++++ Given information ++++

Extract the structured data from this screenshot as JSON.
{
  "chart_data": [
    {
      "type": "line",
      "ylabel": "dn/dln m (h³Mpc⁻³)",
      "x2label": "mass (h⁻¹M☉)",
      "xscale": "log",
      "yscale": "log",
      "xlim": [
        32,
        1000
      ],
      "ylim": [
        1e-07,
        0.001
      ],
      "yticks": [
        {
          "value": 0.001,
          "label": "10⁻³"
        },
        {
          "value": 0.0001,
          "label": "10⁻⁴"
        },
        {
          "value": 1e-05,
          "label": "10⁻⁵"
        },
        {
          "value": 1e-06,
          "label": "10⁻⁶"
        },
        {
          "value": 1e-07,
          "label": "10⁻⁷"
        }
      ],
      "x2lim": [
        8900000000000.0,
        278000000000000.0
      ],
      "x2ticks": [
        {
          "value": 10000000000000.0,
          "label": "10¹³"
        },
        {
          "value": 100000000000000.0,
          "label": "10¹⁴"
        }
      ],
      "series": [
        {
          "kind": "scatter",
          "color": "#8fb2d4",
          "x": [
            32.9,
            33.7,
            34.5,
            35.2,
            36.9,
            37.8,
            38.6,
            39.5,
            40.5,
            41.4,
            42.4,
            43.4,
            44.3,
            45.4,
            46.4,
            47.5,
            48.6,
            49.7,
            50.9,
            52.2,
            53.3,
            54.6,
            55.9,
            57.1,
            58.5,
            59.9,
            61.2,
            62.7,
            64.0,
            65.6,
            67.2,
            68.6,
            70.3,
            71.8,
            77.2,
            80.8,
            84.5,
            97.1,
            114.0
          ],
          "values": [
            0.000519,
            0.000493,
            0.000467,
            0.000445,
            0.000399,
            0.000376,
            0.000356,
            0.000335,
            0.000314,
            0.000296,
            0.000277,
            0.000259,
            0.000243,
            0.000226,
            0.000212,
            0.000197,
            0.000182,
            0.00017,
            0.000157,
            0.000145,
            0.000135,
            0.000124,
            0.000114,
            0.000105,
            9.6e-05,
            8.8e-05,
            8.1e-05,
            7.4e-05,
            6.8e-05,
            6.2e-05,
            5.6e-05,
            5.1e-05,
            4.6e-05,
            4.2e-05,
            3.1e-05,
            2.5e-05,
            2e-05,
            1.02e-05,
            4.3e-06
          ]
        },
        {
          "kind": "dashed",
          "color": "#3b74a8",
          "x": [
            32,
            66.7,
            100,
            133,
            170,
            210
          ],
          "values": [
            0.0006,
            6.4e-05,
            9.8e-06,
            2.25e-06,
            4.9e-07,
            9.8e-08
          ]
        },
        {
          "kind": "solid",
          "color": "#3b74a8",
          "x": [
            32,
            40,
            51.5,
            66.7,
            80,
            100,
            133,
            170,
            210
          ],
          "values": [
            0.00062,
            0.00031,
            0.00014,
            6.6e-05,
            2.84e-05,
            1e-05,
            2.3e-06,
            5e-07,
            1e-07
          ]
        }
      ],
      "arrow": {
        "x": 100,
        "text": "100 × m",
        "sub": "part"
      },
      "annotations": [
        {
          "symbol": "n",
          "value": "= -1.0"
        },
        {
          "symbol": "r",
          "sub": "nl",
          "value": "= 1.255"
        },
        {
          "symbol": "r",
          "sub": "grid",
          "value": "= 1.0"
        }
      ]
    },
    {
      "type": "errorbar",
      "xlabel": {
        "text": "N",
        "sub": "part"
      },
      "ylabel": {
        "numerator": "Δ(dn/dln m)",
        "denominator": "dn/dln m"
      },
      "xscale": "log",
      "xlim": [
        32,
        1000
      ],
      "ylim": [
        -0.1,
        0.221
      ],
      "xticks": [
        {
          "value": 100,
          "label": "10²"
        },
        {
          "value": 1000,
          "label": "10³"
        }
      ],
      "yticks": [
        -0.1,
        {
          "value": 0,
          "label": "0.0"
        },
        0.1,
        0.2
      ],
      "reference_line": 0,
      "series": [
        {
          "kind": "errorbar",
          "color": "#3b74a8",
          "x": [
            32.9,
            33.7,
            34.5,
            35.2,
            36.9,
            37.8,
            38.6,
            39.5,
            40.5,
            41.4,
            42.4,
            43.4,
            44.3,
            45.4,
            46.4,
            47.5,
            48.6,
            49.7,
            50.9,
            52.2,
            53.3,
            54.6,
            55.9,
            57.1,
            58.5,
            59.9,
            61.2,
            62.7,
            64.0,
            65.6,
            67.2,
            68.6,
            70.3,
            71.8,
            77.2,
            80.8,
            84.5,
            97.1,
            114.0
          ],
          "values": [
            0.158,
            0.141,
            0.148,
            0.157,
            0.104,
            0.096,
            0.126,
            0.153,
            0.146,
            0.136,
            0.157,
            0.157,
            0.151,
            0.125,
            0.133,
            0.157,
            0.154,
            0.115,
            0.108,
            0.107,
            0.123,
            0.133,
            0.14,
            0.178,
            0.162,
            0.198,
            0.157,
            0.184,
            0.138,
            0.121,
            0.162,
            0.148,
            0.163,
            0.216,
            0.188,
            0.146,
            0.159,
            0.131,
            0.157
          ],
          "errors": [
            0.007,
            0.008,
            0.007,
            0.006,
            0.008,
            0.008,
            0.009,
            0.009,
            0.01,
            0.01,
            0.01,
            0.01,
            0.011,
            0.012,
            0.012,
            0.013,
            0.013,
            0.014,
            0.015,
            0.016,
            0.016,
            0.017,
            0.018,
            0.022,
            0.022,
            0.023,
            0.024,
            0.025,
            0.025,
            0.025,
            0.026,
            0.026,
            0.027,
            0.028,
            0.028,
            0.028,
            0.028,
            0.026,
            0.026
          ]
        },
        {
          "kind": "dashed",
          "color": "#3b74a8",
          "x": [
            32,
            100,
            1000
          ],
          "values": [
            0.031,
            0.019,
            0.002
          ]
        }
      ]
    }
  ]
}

++++

Every record above needs to be repeated word for word.

Extract the structured data from this screenshot as JSON.
{
  "chart_data": [
    {
      "type": "line",
      "ylabel": "dn/dln m (h³Mpc⁻³)",
      "x2label": "mass (h⁻¹M☉)",
      "xscale": "log",
      "yscale": "log",
      "xlim": [
        32,
        1000
      ],
      "ylim": [
        1e-07,
        0.001
      ],
      "yticks": [
        {
          "value": 0.001,
          "label": "10⁻³"
        },
        {
          "value": 0.0001,
          "label": "10⁻⁴"
        },
        {
          "value": 1e-05,
          "label": "10⁻⁵"
        },
        {
          "value": 1e-06,
          "label": "10⁻⁶"
        },
        {
          "value": 1e-07,
          "label": "10⁻⁷"
        }
      ],
      "x2lim": [
        8900000000000.0,
        278000000000000.0
      ],
      "x2ticks": [
        {
          "value": 10000000000000.0,
          "label": "10¹³"
        },
        {
          "value": 100000000000000.0,
          "label": "10¹⁴"
        }
      ],
      "series": [
        {
          "kind": "scatter",
          "color": "#8fb2d4",
          "x": [
            32.9,
            33.7,
            34.5,
            35.2,
            36.9,
            37.8,
            38.6,
            39.5,
            40.5,
            41.4,
            42.4,
            43.4,
            44.3,
            45.4,
            46.4,
            47.5,
            48.6,
            49.7,
            50.9,
            52.2,
            53.3,
            54.6,
            55.9,
            57.1,
            58.5,
            59.9,
            61.2,
            62.7,
            64.0,
            65.6,
            67.2,
            68.6,
            70.3,
            71.8,
            77.2,
            80.8,
            84.5,
            97.1,
            114.0
          ],
          "values": [
            0.000519,
            0.000493,
            0.000467,
            0.000445,
            0.000399,
            0.000376,
            0.000356,
            0.000335,
            0.000314,
            0.000296,
            0.000277,
            0.000259,
            0.000243,
            0.000226,
            0.000212,
            0.000197,
            0.000182,
            0.00017,
            0.000157,
            0.000145,
            0.000135,
            0.000124,
            0.000114,
            0.000105,
            9.6e-05,
            8.8e-05,
            8.1e-05,
            7.4e-05,
            6.8e-05,
            6.2e-05,
            5.6e-05,
            5.1e-05,
            4.6e-05,
            4.2e-05,
            3.1e-05,
            2.5e-05,
            2e-05,
            1.02e-05,
            4.3e-06
          ]
        },
        {
          "kind": "dashed",
          "color": "#3b74a8",
          "x": [
            32,
            66.7,
            100,
            133,
            170,
            210
          ],
          "values": [
            0.0006,
            6.4e-05,
            9.8e-06,
            2.25e-06,
            4.9e-07,
            9.8e-08
          ]
        },
        {
          "kind": "solid",
          "color": "#3b74a8",
          "x": [
            32,
            40,
            51.5,
            66.7,
            80,
            100,
            133,
            170,
            210
          ],
          "values": [
            0.00062,
            0.00031,
            0.00014,
            6.6e-05,
            2.84e-05,
            1e-05,
            2.3e-06,
            5e-07,
            1e-07
          ]
        }
      ],
      "arrow": {
        "x": 100,
        "text": "100 × m",
        "sub": "part"
      },
      "annotations": [
        {
          "symbol": "n",
          "value": "= -1.0"
        },
        {
          "symbol": "r",
          "sub": "nl",
          "value": "= 1.255"
        },
        {
          "symbol": "r",
          "sub": "grid",
          "value": "= 1.0"
        }
      ]
    },
    {
      "type": "errorbar",
      "xlabel": {
        "text": "N",
        "sub": "part"
      },
      "ylabel": {
        "numerator": "Δ(dn/dln m)",
        "denominator": "dn/dln m"
      },
      "xscale": "log",
      "xlim": [
        32,
        1000
      ],
      "ylim": [
        -0.1,
        0.221
      ],
      "xticks": [
        {
          "value": 100,
          "label": "10²"
        },
        {
          "value": 1000,
          "label": "10³"
        }
      ],
      "yticks": [
        -0.1,
        {
          "value": 0,
          "label": "0.0"
        },
        0.1,
        0.2
      ],
      "reference_line": 0,
      "series": [
        {
          "kind": "errorbar",
          "color": "#3b74a8",
          "x": [
            32.9,
            33.7,
            34.5,
            35.2,
            36.9,
            37.8,
            38.6,
            39.5,
            40.5,
            41.4,
            42.4,
            43.4,
            44.3,
            45.4,
            46.4,
            47.5,
            48.6,
            49.7,
            50.9,
            52.2,
            53.3,
            54.6,
            55.9,
            57.1,
            58.5,
            59.9,
            61.2,
            62.7,
            64.0,
            65.6,
            67.2,
            68.6,
            70.3,
            71.8,
            77.2,
            80.8,
            84.5,
            97.1,
            114.0
          ],
          "values": [
            0.158,
            0.141,
            0.148,
            0.157,
            0.104,
            0.096,
            0.126,
            0.153,
            0.146,
            0.136,
            0.157,
            0.157,
            0.151,
            0.125,
            0.133,
            0.157,
            0.154,
            0.115,
            0.108,
            0.107,
            0.123,
            0.133,
            0.14,
            0.178,
            0.162,
            0.198,
            0.157,
            0.184,
            0.138,
            0.121,
            0.162,
            0.148,
            0.163,
            0.216,
            0.188,
            0.146,
            0.159,
            0.131,
            0.157
          ],
          "errors": [
            0.007,
            0.008,
            0.007,
            0.006,
            0.008,
            0.008,
            0.009,
            0.009,
            0.01,
            0.01,
            0.01,
            0.01,
            0.011,
            0.012,
            0.012,
            0.013,
            0.013,
            0.014,
            0.015,
            0.016,
            0.016,
            0.017,
            0.018,
            0.022,
            0.022,
            0.023,
            0.024,
            0.025,
            0.025,
            0.025,
            0.026,
            0.026,
            0.027,
            0.028,
            0.028,
            0.028,
            0.028,
            0.026,
            0.026
          ]
        },
        {
          "kind": "dashed",
          "color": "#3b74a8",
          "x": [
            32,
            100,
            1000
          ],
          "values": [
            0.031,
            0.019,
            0.002
          ]
        }
      ]
    }
  ]
}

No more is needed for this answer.